*Documento*:
::::::

Ser nada más y basta. Jorge Guillén
«Toda la plenitud de la divinidad habita en forma corporal en Cristo». (Colosenses 2:9)
A estas alturas sería conveniente preguntar: ¿Quién es san Pablo? Mucha gente se equivoca respecto al llamado ‘apóstol de los gentiles’, un hombre nacido y criado en ambiente distinto al propio del grupo apostólico original de Jesucristo. Él no es un rústico, ni un pastor de ovejas, ni un pescador; sino, por contraste, un intelectual, un erudito, versado en la filosofía griega y el derecho romano.
Su padre, un rabino educado de la diáspora, lo envió a estudiar teología en Jerusalén, donde el rector del se-minario era nada menos que el doctor Gamaliel, quien lo enseñó a dominar al pie de la letra las Sagradas Escrituras. Además, por línea materna, pertenecía a una familia de prestamistas de dinero, que entonces llamaban usureros, y hoy nombramos, pomposamente, banqueros.
Este judeo-romano-greco-turco-persa tenía claro, por eso mismo, lo que se llamaba, ya entonces, ‘cosmovisión’. Por eso, se interesaba vivamente en países tales como Macedonia, patria del globalizador Alejandro Magno, y España, puente geográfico intercontinental que siglos después se utilizaría para descubrir un Nuevo Mundo.

::::::

*Datos registrados*:

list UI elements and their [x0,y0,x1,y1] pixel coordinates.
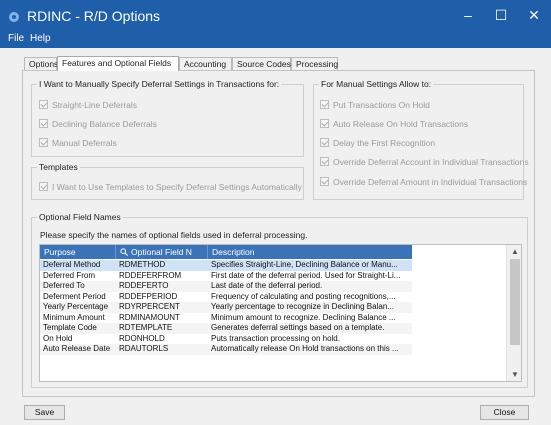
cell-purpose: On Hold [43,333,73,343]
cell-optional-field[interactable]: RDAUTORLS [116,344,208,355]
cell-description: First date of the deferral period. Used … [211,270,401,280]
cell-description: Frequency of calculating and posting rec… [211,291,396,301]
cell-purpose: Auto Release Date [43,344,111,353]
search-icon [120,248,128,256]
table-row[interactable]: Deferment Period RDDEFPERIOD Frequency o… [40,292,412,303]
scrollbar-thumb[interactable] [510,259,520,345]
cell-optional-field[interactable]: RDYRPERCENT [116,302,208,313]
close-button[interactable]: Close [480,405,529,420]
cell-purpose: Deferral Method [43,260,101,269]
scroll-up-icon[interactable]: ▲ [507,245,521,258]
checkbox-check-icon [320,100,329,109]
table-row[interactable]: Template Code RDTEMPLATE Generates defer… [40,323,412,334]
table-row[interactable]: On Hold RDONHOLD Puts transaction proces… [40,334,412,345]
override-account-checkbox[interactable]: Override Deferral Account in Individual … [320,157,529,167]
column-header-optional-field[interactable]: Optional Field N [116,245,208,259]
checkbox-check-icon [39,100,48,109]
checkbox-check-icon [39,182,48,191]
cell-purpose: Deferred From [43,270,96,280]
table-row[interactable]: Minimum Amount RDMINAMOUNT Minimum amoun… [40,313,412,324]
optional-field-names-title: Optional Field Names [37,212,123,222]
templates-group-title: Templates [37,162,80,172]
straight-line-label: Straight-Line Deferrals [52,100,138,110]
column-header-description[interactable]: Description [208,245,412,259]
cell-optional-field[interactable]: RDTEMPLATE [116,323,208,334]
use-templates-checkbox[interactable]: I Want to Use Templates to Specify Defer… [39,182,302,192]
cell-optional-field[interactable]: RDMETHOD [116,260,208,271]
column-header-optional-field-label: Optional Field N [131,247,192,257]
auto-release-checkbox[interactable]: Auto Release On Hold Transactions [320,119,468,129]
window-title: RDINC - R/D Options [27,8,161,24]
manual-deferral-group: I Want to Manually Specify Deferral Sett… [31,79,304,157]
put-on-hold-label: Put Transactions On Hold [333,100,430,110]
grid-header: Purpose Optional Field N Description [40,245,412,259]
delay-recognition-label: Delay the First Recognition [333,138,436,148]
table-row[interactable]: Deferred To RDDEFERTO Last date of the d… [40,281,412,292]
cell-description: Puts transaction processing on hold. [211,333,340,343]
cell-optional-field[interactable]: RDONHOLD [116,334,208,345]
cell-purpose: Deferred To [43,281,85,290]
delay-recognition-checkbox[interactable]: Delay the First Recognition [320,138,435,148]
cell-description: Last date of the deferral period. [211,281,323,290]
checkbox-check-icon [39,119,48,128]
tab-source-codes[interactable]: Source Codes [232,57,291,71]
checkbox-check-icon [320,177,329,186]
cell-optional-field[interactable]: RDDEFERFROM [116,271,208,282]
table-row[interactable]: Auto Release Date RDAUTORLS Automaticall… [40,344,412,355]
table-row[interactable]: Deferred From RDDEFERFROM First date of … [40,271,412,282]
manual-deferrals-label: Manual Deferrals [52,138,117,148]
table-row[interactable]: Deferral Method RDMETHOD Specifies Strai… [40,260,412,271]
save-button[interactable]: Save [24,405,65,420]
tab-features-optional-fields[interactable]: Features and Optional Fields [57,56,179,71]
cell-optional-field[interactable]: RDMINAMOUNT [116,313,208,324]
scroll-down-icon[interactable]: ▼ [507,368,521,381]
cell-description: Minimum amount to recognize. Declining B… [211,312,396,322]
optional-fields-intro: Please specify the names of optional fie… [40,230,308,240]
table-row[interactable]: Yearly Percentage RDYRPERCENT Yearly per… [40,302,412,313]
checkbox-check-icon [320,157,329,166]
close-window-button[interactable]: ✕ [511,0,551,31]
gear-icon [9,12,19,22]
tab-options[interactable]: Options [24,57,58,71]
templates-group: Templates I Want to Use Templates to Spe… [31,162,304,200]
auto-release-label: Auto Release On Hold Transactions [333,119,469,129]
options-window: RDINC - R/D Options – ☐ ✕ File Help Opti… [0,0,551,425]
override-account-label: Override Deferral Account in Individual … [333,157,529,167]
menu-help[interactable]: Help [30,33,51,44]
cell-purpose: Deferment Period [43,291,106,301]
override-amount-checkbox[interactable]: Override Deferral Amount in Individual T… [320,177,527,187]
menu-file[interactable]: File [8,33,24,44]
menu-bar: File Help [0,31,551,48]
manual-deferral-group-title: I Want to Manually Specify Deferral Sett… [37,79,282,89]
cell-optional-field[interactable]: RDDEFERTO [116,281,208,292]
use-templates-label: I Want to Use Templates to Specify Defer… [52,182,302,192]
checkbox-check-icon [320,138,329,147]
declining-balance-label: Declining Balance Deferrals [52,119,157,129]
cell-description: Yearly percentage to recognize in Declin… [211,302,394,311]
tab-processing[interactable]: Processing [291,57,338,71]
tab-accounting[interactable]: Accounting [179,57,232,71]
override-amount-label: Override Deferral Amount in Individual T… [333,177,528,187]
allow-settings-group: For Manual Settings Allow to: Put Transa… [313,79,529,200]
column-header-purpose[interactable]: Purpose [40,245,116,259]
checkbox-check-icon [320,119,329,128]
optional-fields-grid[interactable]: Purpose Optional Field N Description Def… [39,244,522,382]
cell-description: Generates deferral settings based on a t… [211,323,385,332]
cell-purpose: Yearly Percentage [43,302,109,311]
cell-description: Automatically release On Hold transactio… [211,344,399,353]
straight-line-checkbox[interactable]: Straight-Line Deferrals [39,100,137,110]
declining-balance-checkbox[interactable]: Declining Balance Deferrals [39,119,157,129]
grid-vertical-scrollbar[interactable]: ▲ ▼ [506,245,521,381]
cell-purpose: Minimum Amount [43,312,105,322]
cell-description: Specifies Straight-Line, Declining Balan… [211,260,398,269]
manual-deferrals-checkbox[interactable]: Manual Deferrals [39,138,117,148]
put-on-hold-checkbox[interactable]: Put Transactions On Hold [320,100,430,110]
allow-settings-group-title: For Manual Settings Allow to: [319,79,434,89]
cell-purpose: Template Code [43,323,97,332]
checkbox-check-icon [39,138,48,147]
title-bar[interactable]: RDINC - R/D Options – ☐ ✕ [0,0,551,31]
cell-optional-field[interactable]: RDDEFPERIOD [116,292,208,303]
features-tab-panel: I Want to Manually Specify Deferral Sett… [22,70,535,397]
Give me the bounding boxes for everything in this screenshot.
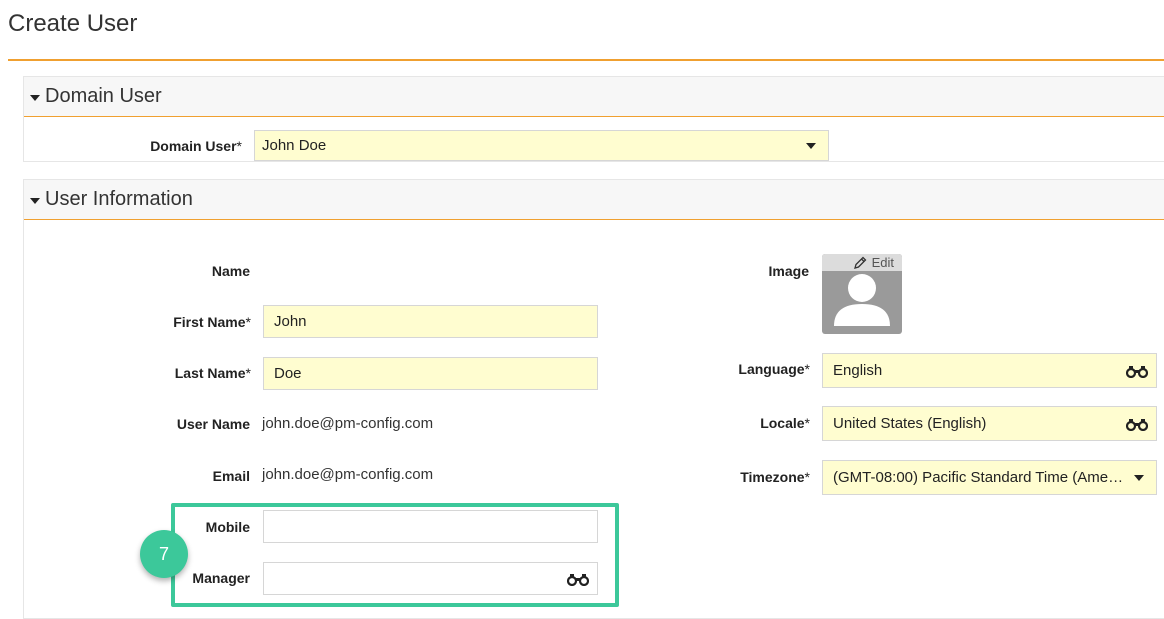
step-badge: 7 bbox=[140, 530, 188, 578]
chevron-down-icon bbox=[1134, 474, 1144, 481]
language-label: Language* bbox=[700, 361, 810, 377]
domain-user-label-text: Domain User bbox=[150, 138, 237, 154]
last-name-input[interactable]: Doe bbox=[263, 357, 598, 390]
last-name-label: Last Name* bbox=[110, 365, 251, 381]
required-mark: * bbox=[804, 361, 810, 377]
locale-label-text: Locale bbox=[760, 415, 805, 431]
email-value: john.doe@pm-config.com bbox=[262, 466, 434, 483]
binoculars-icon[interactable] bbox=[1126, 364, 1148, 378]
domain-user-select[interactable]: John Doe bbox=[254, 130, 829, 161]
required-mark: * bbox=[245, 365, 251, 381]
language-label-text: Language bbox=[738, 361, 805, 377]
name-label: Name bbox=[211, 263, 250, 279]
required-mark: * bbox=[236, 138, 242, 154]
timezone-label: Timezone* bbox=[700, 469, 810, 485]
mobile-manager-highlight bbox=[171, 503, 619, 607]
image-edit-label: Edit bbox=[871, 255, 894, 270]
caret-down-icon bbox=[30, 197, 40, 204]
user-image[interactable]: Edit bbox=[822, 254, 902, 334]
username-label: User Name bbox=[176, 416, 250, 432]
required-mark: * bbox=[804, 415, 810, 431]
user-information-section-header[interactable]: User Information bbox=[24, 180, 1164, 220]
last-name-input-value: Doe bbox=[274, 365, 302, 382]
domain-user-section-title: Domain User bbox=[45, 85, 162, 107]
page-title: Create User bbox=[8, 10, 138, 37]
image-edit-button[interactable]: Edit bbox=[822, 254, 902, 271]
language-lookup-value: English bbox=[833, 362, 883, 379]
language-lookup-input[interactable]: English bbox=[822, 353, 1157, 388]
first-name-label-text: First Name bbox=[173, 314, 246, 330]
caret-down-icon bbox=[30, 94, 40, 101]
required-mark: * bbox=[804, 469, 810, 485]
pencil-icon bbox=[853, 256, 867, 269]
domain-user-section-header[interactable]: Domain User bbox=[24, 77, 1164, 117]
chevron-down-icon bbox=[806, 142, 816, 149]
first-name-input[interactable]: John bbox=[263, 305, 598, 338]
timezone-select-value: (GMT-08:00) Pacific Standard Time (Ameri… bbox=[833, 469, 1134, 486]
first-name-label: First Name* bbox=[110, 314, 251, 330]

::::::

*Problema escrito 1*: Enumera todo lo que, según el texto sobre san Pablo, él no era.
*Problema escrito 2*: Reescribe, por favor, el texto sobre san Pablo desde "A estas alturas" hasta "nombramos, pomposamente, banqueros.", con "maestro" en lugar de "doctor".
El material no interviene en esto.

*Respuesta del ejercicio 1*: Un rústico, un pastor de ovejas y un pescador.

*Respuesta del ejercicio 2*:
A estas alturas sería conveniente preguntar: ¿Quién es san Pablo? Mucha gente se equivoca respecto al llamado ‘apóstol de los gentiles’, un hombre nacido y criado en ambiente distinto al propio del grupo apostólico original de Jesucristo. Él no es un rústico, ni un pastor de ovejas, ni un pescador; sino, por contraste, un intelectual, un erudito, versado en la filosofía griega y el derecho romano.
Su padre, un rabino educado de la diáspora, lo envió a estudiar teología en Jerusalén, donde el rector del se-minario era nada menos que el maestro Gamaliel, quien lo enseñó a dominar al pie de la letra las Sagradas Escrituras. Además, por línea materna, pertenecía a una familia de prestamistas de dinero, que entonces llamaban usureros, y hoy nombramos, pomposamente, banqueros.